Print the listing below in its entirety, character for character.
** START Data shown **
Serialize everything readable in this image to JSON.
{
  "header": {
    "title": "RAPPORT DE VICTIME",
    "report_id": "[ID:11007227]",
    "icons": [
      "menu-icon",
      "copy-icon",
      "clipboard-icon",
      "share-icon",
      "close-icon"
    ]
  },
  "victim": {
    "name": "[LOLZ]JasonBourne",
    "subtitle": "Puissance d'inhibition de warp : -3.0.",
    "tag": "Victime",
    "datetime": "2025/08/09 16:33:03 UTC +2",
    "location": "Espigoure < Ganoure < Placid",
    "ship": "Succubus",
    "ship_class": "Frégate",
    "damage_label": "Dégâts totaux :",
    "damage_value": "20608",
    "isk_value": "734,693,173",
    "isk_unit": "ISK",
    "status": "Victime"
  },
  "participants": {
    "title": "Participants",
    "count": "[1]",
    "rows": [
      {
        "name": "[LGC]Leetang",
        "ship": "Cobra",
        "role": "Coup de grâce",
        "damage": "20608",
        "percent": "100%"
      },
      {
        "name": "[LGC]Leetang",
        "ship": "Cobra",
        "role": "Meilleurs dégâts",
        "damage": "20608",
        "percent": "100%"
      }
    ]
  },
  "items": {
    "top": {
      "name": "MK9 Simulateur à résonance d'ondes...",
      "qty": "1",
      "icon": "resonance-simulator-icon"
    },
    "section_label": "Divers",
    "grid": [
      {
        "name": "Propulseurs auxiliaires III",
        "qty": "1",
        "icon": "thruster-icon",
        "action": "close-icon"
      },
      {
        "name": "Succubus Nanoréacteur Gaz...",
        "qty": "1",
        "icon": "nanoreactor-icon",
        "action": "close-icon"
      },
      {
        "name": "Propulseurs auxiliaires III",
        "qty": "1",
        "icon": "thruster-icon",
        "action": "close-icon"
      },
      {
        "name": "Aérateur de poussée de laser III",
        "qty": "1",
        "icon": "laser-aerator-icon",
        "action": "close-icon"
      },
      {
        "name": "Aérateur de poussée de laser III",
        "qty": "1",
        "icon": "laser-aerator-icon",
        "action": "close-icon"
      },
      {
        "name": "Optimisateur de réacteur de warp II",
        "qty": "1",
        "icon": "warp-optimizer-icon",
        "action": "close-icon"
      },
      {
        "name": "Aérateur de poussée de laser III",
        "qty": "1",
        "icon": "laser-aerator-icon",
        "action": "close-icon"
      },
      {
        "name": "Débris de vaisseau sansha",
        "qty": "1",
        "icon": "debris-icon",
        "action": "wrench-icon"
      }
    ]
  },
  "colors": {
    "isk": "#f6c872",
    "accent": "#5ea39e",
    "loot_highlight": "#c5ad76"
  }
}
** END Data shown **
Reply:
Serialize everything readable in this image to JSON.
{
  "header": {
    "title": "RAPPORT DE VICTIME",
    "report_id": "[ID:11007227]",
    "icons": [
      "menu-icon",
      "copy-icon",
      "clipboard-icon",
      "share-icon",
      "close-icon"
    ]
  },
  "victim": {
    "name": "[LOLZ]JasonBourne",
    "subtitle": "Puissance d'inhibition de warp : -3.0.",
    "tag": "Victime",
    "datetime": "2025/08/09 16:33:03 UTC +2",
    "location": "Espigoure < Ganoure < Placid",
    "ship": "Succubus",
    "ship_class": "Frégate",
    "damage_label": "Dégâts totaux :",
    "damage_value": "20608",
    "isk_value": "734,693,173",
    "isk_unit": "ISK",
    "status": "Victime"
  },
  "participants": {
    "title": "Participants",
    "count": "[1]",
    "rows": [
      {
        "name": "[LGC]Leetang",
        "ship": "Cobra",
        "role": "Coup de grâce",
        "damage": "20608",
        "percent": "100%"
      },
      {
        "name": "[LGC]Leetang",
        "ship": "Cobra",
        "role": "Meilleurs dégâts",
        "damage": "20608",
        "percent": "100%"
      }
    ]
  },
  "items": {
    "top": {
      "name": "MK9 Simulateur à résonance d'ondes...",
      "qty": "1",
      "icon": "resonance-simulator-icon"
    },
    "section_label": "Divers",
    "grid": [
      {
        "name": "Propulseurs auxiliaires III",
        "qty": "1",
        "icon": "thruster-icon",
        "action": "close-icon"
      },
      {
        "name": "Succubus Nanoréacteur Gaz...",
        "qty": "1",
        "icon": "nanoreactor-icon",
        "action": "close-icon"
      },
      {
        "name": "Propulseurs auxiliaires III",
        "qty": "1",
        "icon": "thruster-icon",
        "action": "close-icon"
      },
      {
        "name": "Aérateur de poussée de laser III",
        "qty": "1",
        "icon": "laser-aerator-icon",
        "action": "close-icon"
      },
      {
        "name": "Aérateur de poussée de laser III",
        "qty": "1",
        "icon": "laser-aerator-icon",
        "action": "close-icon"
      },
      {
        "name": "Optimisateur de réacteur de warp II",
        "qty": "1",
        "icon": "warp-optimizer-icon",
        "action": "close-icon"
      },
      {
        "name": "Aérateur de poussée de laser III",
        "qty": "1",
        "icon": "laser-aerator-icon",
        "action": "close-icon"
      },
      {
        "name": "Débris de vaisseau sansha",
        "qty": "1",
        "icon": "debris-icon",
        "action": "wrench-icon"
      }
    ]
  },
  "colors": {
    "isk": "#f6c872",
    "accent": "#5ea39e",
    "loot_highlight": "#c5ad76"
  }
}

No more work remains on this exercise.